# start of Data lines
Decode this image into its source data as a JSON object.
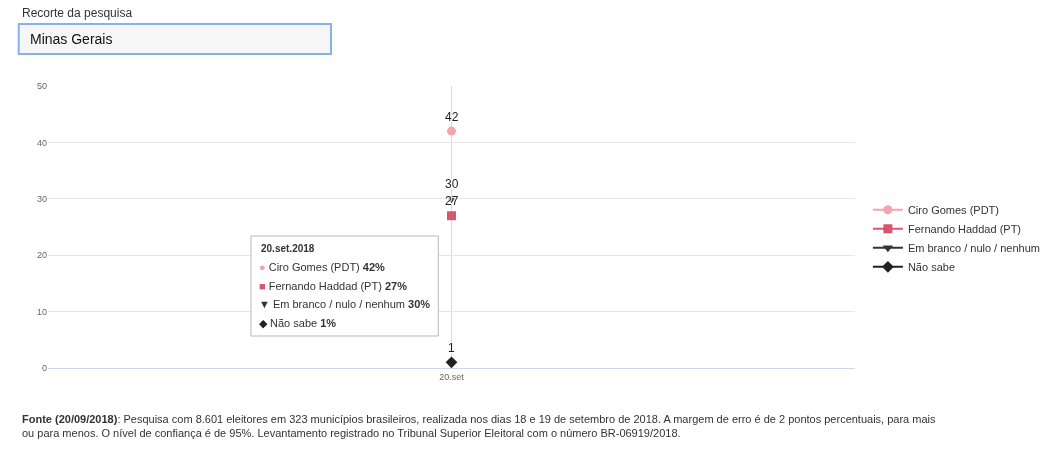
{
  "chart_data": {
    "type": "line",
    "categories": [
      "20.set"
    ],
    "series": [
      {
        "name": "Ciro Gomes (PDT)",
        "color": "#f4a3b1",
        "values": [
          42
        ],
        "marker": "circle"
      },
      {
        "name": "Fernando Haddad (PT)",
        "color": "#d4566f",
        "values": [
          27
        ],
        "marker": "square"
      },
      {
        "name": "Em branco / nulo / nenhum",
        "color": "#333333",
        "values": [
          30
        ],
        "marker": "triangle"
      },
      {
        "name": "Não sabe",
        "color": "#222222",
        "values": [
          1
        ],
        "marker": "diamond"
      }
    ],
    "ylim": [
      0,
      50
    ],
    "yticks": [
      0,
      10,
      20,
      30,
      40,
      50
    ],
    "grid": "y",
    "legend": "right",
    "data_labels": true,
    "ref_lines": [
      {
        "axis": "x",
        "value": "20.set",
        "color": "#d9d9d9"
      }
    ],
    "annotations": [
      "Recorte da pesquisa",
      "Minas Gerais",
      "20.set.2018",
      "● Ciro Gomes (PDT) 42%",
      "■ Fernando Haddad (PT) 27%",
      "▼ Em branco / nulo / nenhum 30%",
      "◆ Não sabe 1%",
      "Fonte (20/09/2018): Pesquisa com 8.601 eleitores em 323 municípios brasileiros, realizada nos dias 18 e 19 de setembro de 2018. A margem de erro é de 2 pontos percentuais, para mais ou para menos. O nível de confiança é de 95%. Levantamento registrado no Tribunal Superior Eleitoral com o número BR-06919/2018."
    ]
  }
}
# end of Data lines
Would you mind returning each entry above word for word, skipping the images?

Decode this image into its source data as a JSON object.
{
  "chart_data": {
    "type": "line",
    "categories": [
      "20.set"
    ],
    "series": [
      {
        "name": "Ciro Gomes (PDT)",
        "color": "#f4a3b1",
        "values": [
          42
        ],
        "marker": "circle"
      },
      {
        "name": "Fernando Haddad (PT)",
        "color": "#d4566f",
        "values": [
          27
        ],
        "marker": "square"
      },
      {
        "name": "Em branco / nulo / nenhum",
        "color": "#333333",
        "values": [
          30
        ],
        "marker": "triangle"
      },
      {
        "name": "Não sabe",
        "color": "#222222",
        "values": [
          1
        ],
        "marker": "diamond"
      }
    ],
    "ylim": [
      0,
      50
    ],
    "yticks": [
      0,
      10,
      20,
      30,
      40,
      50
    ],
    "grid": "y",
    "legend": "right",
    "data_labels": true,
    "ref_lines": [
      {
        "axis": "x",
        "value": "20.set",
        "color": "#d9d9d9"
      }
    ],
    "annotations": [
      "Recorte da pesquisa",
      "Minas Gerais",
      "20.set.2018",
      "● Ciro Gomes (PDT) 42%",
      "■ Fernando Haddad (PT) 27%",
      "▼ Em branco / nulo / nenhum 30%",
      "◆ Não sabe 1%",
      "Fonte (20/09/2018): Pesquisa com 8.601 eleitores em 323 municípios brasileiros, realizada nos dias 18 e 19 de setembro de 2018. A margem de erro é de 2 pontos percentuais, para mais ou para menos. O nível de confiança é de 95%. Levantamento registrado no Tribunal Superior Eleitoral com o número BR-06919/2018."
    ]
  }
}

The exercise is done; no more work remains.